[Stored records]
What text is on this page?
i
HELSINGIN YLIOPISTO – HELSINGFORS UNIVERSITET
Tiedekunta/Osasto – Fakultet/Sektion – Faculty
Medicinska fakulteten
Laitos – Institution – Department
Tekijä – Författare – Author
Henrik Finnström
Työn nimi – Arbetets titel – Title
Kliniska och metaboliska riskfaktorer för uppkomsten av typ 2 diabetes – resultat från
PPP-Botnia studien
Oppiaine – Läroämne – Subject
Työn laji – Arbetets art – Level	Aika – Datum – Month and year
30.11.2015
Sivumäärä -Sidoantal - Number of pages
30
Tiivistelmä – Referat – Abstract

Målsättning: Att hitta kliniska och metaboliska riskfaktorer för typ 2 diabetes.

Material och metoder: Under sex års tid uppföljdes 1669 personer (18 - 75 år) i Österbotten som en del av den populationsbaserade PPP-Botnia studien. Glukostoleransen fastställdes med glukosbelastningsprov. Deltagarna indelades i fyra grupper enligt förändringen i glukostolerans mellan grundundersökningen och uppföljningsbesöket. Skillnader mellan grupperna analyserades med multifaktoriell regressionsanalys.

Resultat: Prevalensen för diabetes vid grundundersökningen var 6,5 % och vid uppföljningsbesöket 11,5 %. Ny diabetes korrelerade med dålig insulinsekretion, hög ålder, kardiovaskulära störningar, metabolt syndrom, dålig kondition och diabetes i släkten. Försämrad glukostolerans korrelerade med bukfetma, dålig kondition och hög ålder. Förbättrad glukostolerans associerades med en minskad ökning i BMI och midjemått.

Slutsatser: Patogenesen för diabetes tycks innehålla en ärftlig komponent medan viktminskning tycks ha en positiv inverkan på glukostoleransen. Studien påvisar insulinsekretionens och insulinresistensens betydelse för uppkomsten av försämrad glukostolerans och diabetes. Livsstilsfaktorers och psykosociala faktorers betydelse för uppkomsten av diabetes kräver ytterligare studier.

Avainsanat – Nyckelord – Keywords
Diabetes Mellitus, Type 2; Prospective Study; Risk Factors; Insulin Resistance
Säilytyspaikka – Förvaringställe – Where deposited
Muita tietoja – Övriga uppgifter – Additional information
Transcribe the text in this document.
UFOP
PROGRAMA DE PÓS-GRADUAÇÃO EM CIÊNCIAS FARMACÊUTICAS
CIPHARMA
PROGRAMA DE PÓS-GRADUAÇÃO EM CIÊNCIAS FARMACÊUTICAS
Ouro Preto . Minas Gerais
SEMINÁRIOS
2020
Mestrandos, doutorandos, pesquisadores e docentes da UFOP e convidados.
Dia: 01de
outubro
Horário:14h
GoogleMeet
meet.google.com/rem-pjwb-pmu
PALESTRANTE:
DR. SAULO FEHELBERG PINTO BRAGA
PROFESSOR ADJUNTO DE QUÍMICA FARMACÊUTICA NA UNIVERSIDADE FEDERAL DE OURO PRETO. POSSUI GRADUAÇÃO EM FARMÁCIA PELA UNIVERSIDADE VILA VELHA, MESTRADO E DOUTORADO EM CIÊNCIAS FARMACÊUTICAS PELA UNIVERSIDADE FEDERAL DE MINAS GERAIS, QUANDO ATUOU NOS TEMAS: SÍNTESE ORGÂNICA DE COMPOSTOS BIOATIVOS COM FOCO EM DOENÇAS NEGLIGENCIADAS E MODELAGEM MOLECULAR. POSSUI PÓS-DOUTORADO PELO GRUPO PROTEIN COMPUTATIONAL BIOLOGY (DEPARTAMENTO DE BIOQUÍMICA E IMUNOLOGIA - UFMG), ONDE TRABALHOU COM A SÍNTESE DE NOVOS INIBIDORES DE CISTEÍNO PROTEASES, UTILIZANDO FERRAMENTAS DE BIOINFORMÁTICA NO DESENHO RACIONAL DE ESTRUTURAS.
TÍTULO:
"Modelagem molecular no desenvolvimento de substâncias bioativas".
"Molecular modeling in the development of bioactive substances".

REQUIREMENT: Set down nothing but the lines from the one containing "Transcribe the text in this document." through the end of the entries above, exactly as written, both ends counted.

OUTPUT FOR THIS TASK:
Transcribe the text in this document.
UFOP
PROGRAMA DE PÓS-GRADUAÇÃO EM CIÊNCIAS FARMACÊUTICAS
CIPHARMA
PROGRAMA DE PÓS-GRADUAÇÃO EM CIÊNCIAS FARMACÊUTICAS
Ouro Preto . Minas Gerais
SEMINÁRIOS
2020
Mestrandos, doutorandos, pesquisadores e docentes da UFOP e convidados.
Dia: 01de
outubro
Horário:14h
GoogleMeet
meet.google.com/rem-pjwb-pmu
PALESTRANTE:
DR. SAULO FEHELBERG PINTO BRAGA
PROFESSOR ADJUNTO DE QUÍMICA FARMACÊUTICA NA UNIVERSIDADE FEDERAL DE OURO PRETO. POSSUI GRADUAÇÃO EM FARMÁCIA PELA UNIVERSIDADE VILA VELHA, MESTRADO E DOUTORADO EM CIÊNCIAS FARMACÊUTICAS PELA UNIVERSIDADE FEDERAL DE MINAS GERAIS, QUANDO ATUOU NOS TEMAS: SÍNTESE ORGÂNICA DE COMPOSTOS BIOATIVOS COM FOCO EM DOENÇAS NEGLIGENCIADAS E MODELAGEM MOLECULAR. POSSUI PÓS-DOUTORADO PELO GRUPO PROTEIN COMPUTATIONAL BIOLOGY (DEPARTAMENTO DE BIOQUÍMICA E IMUNOLOGIA - UFMG), ONDE TRABALHOU COM A SÍNTESE DE NOVOS INIBIDORES DE CISTEÍNO PROTEASES, UTILIZANDO FERRAMENTAS DE BIOINFORMÁTICA NO DESENHO RACIONAL DE ESTRUTURAS.
TÍTULO:
"Modelagem molecular no desenvolvimento de substâncias bioativas".
"Molecular modeling in the development of bioactive substances".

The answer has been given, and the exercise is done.